• [Short problem]
From the listing below, work out how many lines contain "JSON". Reply with that number only.

(Dataset records)
+ + + +
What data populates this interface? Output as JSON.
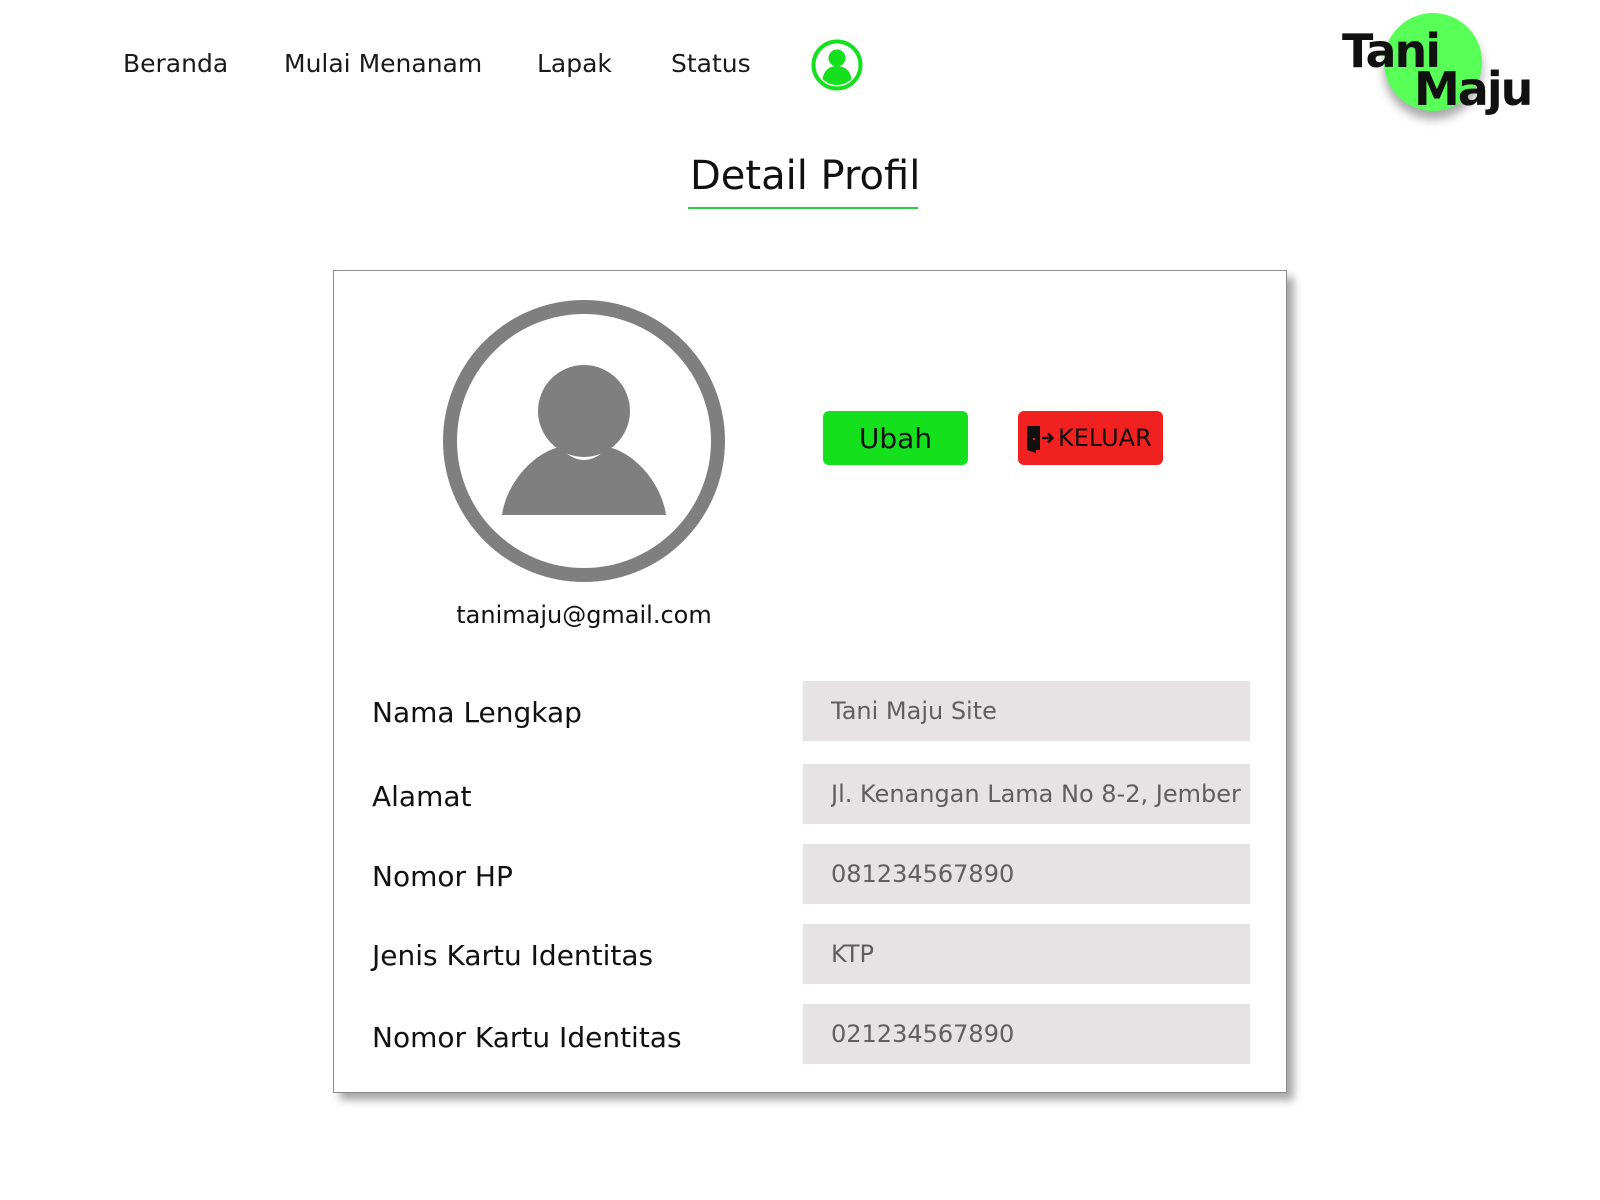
{
  "nav": {
    "items": [
      {
        "label": "Beranda"
      },
      {
        "label": "Mulai Menanam"
      },
      {
        "label": "Lapak"
      },
      {
        "label": "Status"
      }
    ],
    "profile_icon": "user-circle-icon"
  },
  "logo": {
    "line1": "Tani",
    "line2": "Maju"
  },
  "page": {
    "title": "Detail Profil"
  },
  "profile": {
    "avatar_icon": "user-avatar-icon",
    "email": "tanimaju@gmail.com"
  },
  "actions": {
    "edit_label": "Ubah",
    "logout_label": "KELUAR",
    "logout_icon": "door-exit-icon"
  },
  "fields": [
    {
      "label": "Nama Lengkap",
      "value": "Tani Maju Site"
    },
    {
      "label": "Alamat",
      "value": "Jl. Kenangan Lama No 8-2, Jember"
    },
    {
      "label": "Nomor HP",
      "value": "081234567890"
    },
    {
      "label": "Jenis Kartu Identitas",
      "value": "KTP"
    },
    {
      "label": "Nomor Kartu Identitas",
      "value": "021234567890"
    }
  ],
  "colors": {
    "accent_green": "#14e01e",
    "logo_green": "#57ff57",
    "danger_red": "#f22121",
    "input_bg": "#e5e3e3",
    "avatar_gray": "#7f7f7f"
  }
}
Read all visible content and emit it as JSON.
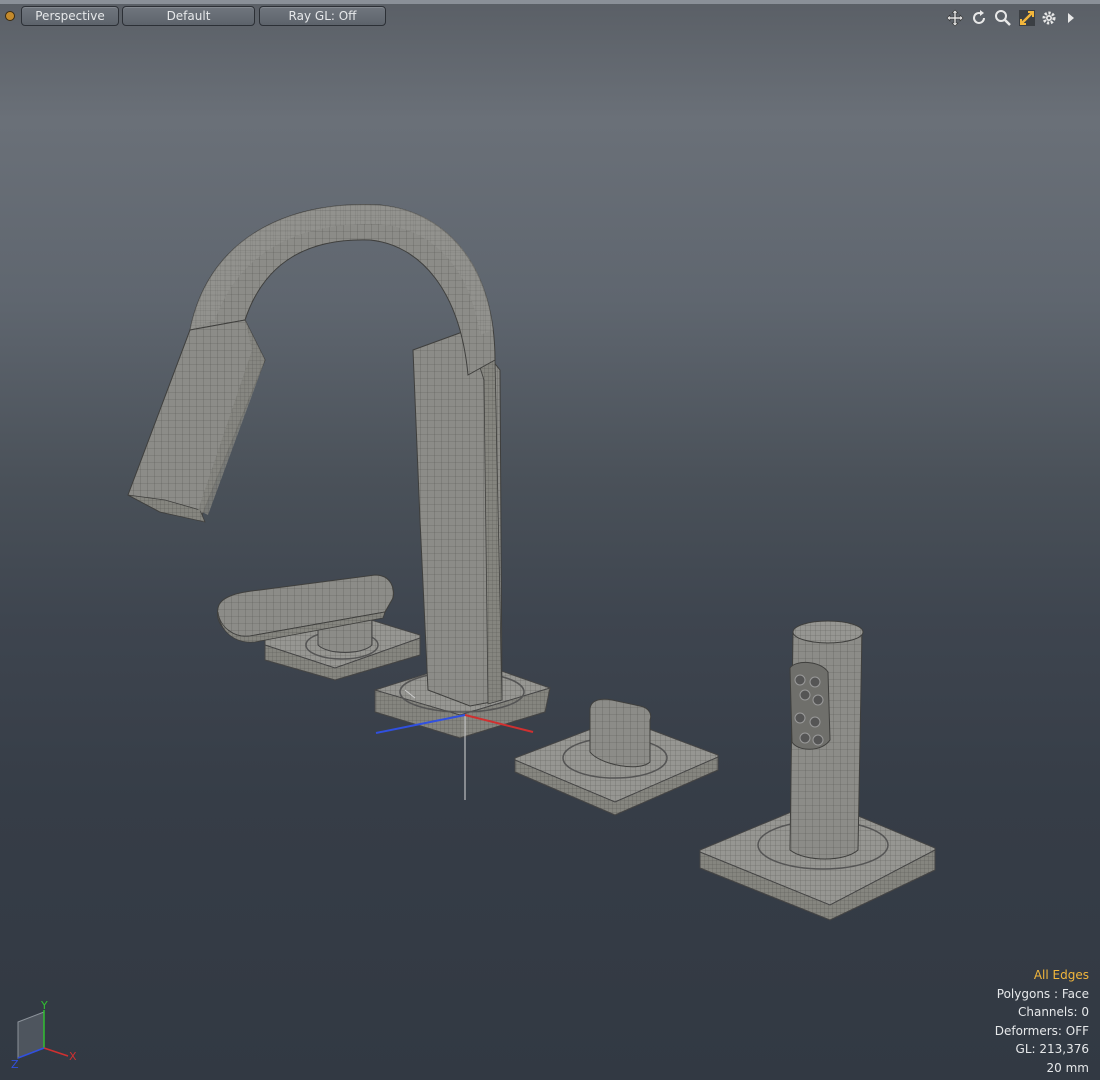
{
  "toolbar": {
    "view_mode": "Perspective",
    "shading": "Default",
    "raygl": "Ray GL: Off",
    "icons": [
      "move-view-icon",
      "rotate-view-icon",
      "zoom-view-icon",
      "maximize-view-icon",
      "settings-icon",
      "expand-arrow-icon"
    ]
  },
  "hud": {
    "selection_mode": "All Edges",
    "polygons": "Polygons : Face",
    "channels": "Channels: 0",
    "deformers": "Deformers: OFF",
    "gl": "GL: 213,376",
    "scale": "20 mm"
  },
  "axis": {
    "x": "X",
    "y": "Y",
    "z": "Z"
  },
  "colors": {
    "accent": "#f2b63c",
    "axis_x": "#d03030",
    "axis_y": "#30c030",
    "axis_z": "#3050e0",
    "mesh": "#8a8a86"
  },
  "scene_objects": [
    "faucet-spout",
    "left-handle",
    "right-handle",
    "hand-shower"
  ]
}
+ + + +
• [Result of this exercise]
2